### Stored items from a collection
▼

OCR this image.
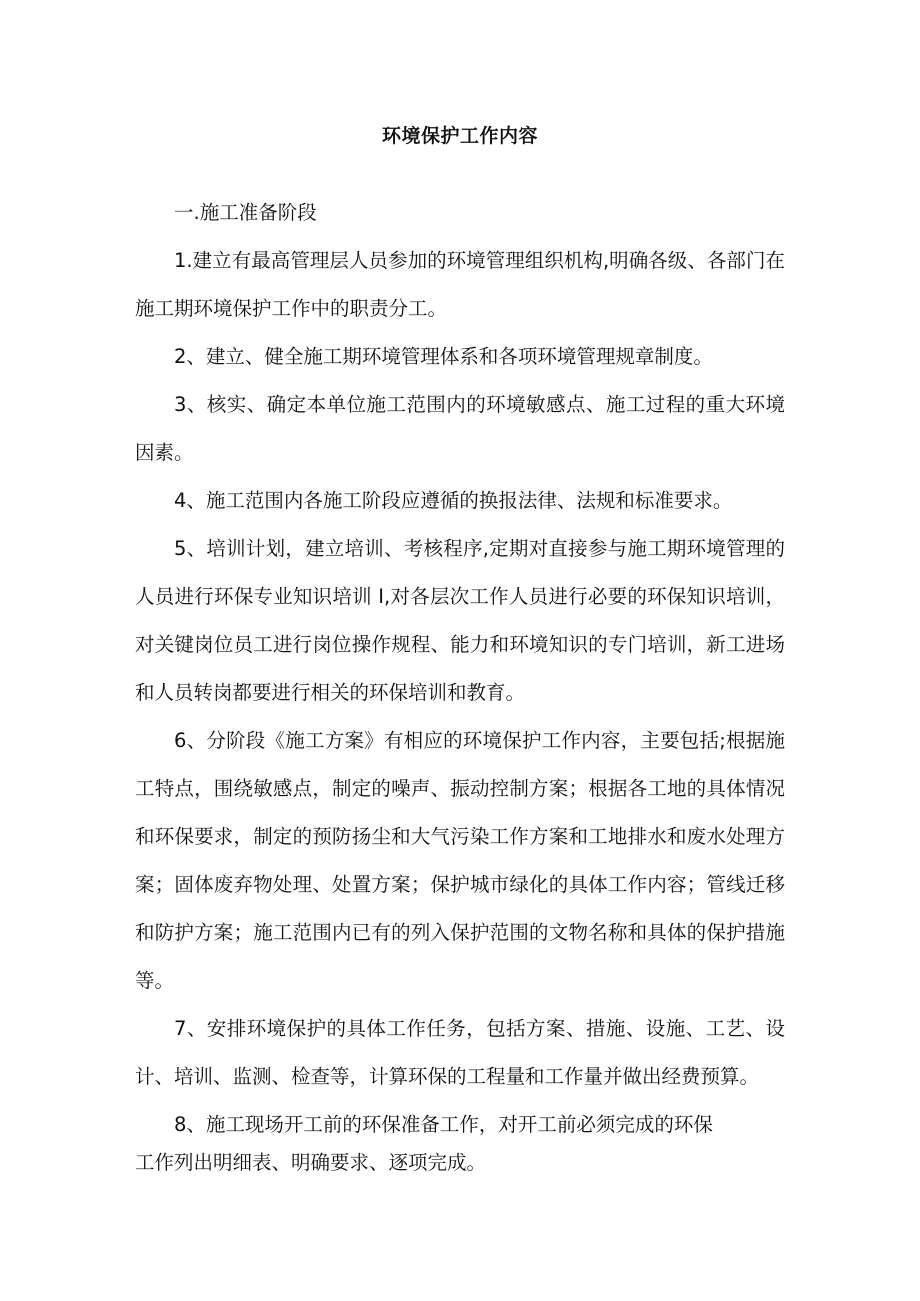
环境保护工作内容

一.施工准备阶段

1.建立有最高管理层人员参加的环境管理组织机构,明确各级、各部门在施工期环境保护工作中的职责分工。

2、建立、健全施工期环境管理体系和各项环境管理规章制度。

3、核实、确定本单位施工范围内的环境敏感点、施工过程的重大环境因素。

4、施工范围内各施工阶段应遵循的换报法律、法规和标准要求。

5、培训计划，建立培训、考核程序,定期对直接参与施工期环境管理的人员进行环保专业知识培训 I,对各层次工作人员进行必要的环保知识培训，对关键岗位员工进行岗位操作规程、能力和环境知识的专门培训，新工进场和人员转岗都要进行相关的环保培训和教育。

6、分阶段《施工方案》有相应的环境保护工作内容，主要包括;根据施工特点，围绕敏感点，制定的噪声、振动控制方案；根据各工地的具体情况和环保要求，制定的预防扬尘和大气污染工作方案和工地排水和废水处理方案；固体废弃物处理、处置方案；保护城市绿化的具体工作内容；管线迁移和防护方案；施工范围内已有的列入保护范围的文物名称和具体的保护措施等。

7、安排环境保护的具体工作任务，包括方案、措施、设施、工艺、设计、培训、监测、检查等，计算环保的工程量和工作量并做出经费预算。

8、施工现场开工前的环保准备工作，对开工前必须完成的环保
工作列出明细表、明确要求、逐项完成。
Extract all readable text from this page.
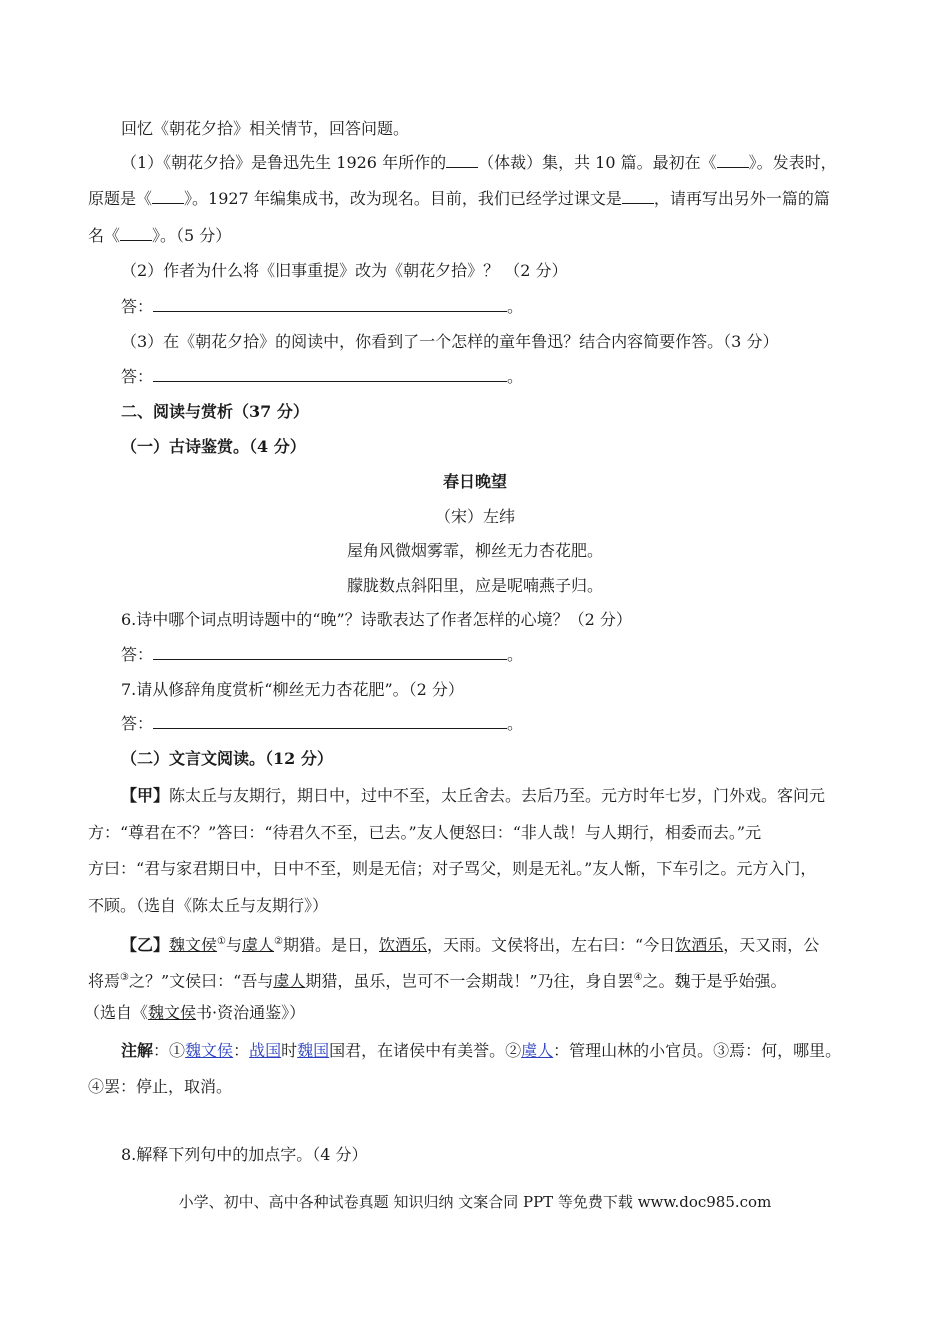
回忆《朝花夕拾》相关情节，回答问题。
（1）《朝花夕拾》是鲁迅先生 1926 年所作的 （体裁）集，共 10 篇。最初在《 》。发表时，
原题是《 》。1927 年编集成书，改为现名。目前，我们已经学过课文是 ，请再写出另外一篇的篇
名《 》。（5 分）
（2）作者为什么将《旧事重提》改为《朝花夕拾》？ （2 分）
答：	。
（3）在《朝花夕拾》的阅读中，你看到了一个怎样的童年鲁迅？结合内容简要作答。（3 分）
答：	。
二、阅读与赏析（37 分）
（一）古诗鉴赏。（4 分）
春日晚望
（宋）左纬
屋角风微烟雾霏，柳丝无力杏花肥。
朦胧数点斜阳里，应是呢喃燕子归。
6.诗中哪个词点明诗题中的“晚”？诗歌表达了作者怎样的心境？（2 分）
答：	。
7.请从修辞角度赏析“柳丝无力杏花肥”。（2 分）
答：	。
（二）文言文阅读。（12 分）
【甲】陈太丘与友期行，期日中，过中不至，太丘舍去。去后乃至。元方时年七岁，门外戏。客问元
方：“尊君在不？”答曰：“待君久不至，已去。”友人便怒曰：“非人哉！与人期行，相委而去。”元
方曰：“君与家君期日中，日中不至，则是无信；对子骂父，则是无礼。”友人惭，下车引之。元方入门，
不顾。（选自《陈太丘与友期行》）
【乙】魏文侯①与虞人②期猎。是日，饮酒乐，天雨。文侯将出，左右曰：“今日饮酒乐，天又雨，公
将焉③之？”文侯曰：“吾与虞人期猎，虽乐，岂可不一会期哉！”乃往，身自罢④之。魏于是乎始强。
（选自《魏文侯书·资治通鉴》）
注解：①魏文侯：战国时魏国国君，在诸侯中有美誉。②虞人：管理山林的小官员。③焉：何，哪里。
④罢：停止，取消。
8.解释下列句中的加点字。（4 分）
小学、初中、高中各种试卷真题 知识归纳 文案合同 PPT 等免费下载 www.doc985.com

▲

### What is being asked
Without including any picture, retype the entries exactly.

### Answer to this task
OCR this image.
环境保护工作内容

一.施工准备阶段

1.建立有最高管理层人员参加的环境管理组织机构,明确各级、各部门在施工期环境保护工作中的职责分工。

2、建立、健全施工期环境管理体系和各项环境管理规章制度。

3、核实、确定本单位施工范围内的环境敏感点、施工过程的重大环境因素。

4、施工范围内各施工阶段应遵循的换报法律、法规和标准要求。

5、培训计划，建立培训、考核程序,定期对直接参与施工期环境管理的人员进行环保专业知识培训 I,对各层次工作人员进行必要的环保知识培训，对关键岗位员工进行岗位操作规程、能力和环境知识的专门培训，新工进场和人员转岗都要进行相关的环保培训和教育。

6、分阶段《施工方案》有相应的环境保护工作内容，主要包括;根据施工特点，围绕敏感点，制定的噪声、振动控制方案；根据各工地的具体情况和环保要求，制定的预防扬尘和大气污染工作方案和工地排水和废水处理方案；固体废弃物处理、处置方案；保护城市绿化的具体工作内容；管线迁移和防护方案；施工范围内已有的列入保护范围的文物名称和具体的保护措施等。

7、安排环境保护的具体工作任务，包括方案、措施、设施、工艺、设计、培训、监测、检查等，计算环保的工程量和工作量并做出经费预算。

8、施工现场开工前的环保准备工作，对开工前必须完成的环保
工作列出明细表、明确要求、逐项完成。
Extract all readable text from this page.
回忆《朝花夕拾》相关情节，回答问题。
（1）《朝花夕拾》是鲁迅先生 1926 年所作的 （体裁）集，共 10 篇。最初在《 》。发表时，
原题是《 》。1927 年编集成书，改为现名。目前，我们已经学过课文是 ，请再写出另外一篇的篇
名《 》。（5 分）
（2）作者为什么将《旧事重提》改为《朝花夕拾》？ （2 分）
答：	。
（3）在《朝花夕拾》的阅读中，你看到了一个怎样的童年鲁迅？结合内容简要作答。（3 分）
答：	。
二、阅读与赏析（37 分）
（一）古诗鉴赏。（4 分）
春日晚望
（宋）左纬
屋角风微烟雾霏，柳丝无力杏花肥。
朦胧数点斜阳里，应是呢喃燕子归。
6.诗中哪个词点明诗题中的“晚”？诗歌表达了作者怎样的心境？（2 分）
答：	。
7.请从修辞角度赏析“柳丝无力杏花肥”。（2 分）
答：	。
（二）文言文阅读。（12 分）
【甲】陈太丘与友期行，期日中，过中不至，太丘舍去。去后乃至。元方时年七岁，门外戏。客问元
方：“尊君在不？”答曰：“待君久不至，已去。”友人便怒曰：“非人哉！与人期行，相委而去。”元
方曰：“君与家君期日中，日中不至，则是无信；对子骂父，则是无礼。”友人惭，下车引之。元方入门，
不顾。（选自《陈太丘与友期行》）
【乙】魏文侯①与虞人②期猎。是日，饮酒乐，天雨。文侯将出，左右曰：“今日饮酒乐，天又雨，公
将焉③之？”文侯曰：“吾与虞人期猎，虽乐，岂可不一会期哉！”乃往，身自罢④之。魏于是乎始强。
（选自《魏文侯书·资治通鉴》）
注解：①魏文侯：战国时魏国国君，在诸侯中有美誉。②虞人：管理山林的小官员。③焉：何，哪里。
④罢：停止，取消。
8.解释下列句中的加点字。（4 分）
小学、初中、高中各种试卷真题 知识归纳 文案合同 PPT 等免费下载 www.doc985.com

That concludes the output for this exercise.